begin Rows

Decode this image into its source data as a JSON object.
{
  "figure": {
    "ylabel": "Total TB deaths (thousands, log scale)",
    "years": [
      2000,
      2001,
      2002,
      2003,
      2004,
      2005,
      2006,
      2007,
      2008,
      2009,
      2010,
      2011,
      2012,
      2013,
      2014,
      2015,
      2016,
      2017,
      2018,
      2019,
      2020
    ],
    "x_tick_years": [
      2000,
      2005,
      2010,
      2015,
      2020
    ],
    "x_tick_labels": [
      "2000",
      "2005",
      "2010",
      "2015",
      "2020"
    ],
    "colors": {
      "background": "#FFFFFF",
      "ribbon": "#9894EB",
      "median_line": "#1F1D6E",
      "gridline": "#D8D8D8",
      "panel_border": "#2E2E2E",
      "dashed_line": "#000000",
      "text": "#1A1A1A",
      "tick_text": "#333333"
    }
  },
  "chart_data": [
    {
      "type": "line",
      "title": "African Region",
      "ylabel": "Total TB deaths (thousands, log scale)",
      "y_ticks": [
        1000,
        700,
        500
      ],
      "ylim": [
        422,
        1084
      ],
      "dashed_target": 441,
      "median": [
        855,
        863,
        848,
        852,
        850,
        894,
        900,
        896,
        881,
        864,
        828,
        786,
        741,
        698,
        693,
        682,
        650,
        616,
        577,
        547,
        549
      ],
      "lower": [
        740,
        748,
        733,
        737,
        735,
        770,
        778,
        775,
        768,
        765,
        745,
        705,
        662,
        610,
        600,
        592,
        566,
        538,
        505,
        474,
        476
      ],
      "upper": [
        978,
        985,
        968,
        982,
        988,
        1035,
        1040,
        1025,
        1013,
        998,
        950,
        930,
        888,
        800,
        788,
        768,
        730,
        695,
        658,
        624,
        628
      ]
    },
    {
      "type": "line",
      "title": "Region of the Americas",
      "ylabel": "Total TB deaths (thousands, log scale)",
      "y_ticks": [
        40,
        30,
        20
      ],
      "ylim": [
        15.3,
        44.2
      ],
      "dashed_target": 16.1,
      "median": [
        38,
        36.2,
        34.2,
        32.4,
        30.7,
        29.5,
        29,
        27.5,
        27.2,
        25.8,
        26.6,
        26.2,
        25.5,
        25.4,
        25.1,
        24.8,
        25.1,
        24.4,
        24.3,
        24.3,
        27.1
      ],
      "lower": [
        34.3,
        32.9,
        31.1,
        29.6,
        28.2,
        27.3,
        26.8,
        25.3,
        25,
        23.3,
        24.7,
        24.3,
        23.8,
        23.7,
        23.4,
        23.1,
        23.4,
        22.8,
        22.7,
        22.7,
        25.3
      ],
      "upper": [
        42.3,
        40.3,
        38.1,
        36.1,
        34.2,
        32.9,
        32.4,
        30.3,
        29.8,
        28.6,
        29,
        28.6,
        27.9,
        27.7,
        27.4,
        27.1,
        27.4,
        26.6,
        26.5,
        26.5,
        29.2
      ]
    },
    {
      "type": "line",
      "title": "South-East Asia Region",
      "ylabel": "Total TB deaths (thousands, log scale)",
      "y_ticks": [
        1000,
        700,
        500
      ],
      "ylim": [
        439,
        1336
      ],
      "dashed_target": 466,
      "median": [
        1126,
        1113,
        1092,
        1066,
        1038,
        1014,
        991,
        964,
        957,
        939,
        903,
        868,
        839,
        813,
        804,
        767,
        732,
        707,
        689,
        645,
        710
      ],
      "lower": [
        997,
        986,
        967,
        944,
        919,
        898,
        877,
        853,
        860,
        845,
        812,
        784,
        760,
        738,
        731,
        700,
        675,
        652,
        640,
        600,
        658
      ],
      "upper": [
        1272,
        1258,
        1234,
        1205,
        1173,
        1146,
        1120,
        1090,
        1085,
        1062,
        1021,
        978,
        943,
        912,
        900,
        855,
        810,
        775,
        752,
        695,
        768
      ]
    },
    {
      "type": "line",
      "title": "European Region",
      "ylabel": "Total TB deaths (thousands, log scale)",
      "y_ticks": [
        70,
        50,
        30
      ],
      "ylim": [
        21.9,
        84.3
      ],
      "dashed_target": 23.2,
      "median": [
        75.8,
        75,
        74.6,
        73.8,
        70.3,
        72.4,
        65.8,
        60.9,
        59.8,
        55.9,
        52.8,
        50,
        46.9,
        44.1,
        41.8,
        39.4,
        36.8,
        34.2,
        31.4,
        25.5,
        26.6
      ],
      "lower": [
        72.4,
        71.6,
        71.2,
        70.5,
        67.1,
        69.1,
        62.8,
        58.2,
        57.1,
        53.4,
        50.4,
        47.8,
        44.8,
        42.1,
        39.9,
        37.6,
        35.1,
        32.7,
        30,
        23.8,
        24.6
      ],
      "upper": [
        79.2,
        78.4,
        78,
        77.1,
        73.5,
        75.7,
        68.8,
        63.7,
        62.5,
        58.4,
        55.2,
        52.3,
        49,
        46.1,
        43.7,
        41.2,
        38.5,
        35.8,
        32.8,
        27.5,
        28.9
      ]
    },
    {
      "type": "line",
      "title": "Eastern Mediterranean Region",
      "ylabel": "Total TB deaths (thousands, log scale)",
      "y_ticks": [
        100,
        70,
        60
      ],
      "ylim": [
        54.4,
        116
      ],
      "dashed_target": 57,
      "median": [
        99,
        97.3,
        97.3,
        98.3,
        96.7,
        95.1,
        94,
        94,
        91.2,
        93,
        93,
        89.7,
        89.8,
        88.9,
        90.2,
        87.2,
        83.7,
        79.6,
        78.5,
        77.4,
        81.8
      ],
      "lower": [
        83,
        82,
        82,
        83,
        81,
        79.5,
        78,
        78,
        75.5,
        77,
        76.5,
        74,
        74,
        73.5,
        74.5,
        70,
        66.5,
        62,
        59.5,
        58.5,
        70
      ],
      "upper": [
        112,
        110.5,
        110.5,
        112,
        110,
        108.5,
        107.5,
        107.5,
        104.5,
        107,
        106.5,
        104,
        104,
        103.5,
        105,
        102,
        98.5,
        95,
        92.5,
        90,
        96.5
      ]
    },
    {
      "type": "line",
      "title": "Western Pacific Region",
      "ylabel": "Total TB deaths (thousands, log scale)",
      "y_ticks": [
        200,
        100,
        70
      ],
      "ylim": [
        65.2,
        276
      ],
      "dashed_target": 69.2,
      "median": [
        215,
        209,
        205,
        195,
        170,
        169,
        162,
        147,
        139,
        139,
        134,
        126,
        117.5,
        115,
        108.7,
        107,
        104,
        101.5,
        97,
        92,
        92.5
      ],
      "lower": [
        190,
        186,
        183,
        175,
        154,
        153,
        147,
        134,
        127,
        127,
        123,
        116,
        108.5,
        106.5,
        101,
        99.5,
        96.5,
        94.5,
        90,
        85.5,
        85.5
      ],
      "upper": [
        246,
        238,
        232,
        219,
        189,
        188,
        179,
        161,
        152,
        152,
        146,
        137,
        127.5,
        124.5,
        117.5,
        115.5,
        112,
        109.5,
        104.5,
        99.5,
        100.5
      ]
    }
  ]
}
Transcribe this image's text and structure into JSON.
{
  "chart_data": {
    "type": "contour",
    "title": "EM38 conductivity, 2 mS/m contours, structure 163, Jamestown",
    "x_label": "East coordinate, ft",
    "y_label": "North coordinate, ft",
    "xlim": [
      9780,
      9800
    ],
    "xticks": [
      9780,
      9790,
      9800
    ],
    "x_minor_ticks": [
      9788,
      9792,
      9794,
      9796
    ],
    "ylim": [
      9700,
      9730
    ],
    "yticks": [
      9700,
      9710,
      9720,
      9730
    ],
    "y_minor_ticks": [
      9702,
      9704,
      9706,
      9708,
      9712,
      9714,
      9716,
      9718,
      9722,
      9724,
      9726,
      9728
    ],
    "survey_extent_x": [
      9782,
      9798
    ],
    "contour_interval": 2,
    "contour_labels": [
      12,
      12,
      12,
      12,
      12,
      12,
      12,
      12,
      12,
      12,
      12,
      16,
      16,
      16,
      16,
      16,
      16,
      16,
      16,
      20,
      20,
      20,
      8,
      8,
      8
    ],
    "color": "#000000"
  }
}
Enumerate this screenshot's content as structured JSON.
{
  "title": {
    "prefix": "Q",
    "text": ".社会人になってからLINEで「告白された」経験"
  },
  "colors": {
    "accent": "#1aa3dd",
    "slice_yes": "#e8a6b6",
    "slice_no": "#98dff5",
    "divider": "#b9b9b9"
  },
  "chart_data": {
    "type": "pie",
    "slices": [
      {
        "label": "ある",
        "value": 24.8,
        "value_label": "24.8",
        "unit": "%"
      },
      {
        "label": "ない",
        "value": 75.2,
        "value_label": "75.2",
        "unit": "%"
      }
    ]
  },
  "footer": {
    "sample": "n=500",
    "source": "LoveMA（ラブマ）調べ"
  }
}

end Rows

● **Requirements**
Which lines in the listing above hold the word "source"? Show each of them.

● **The completed task**
Decode this image into its source data as a JSON object.
    "source": "LoveMA（ラブマ）調べ"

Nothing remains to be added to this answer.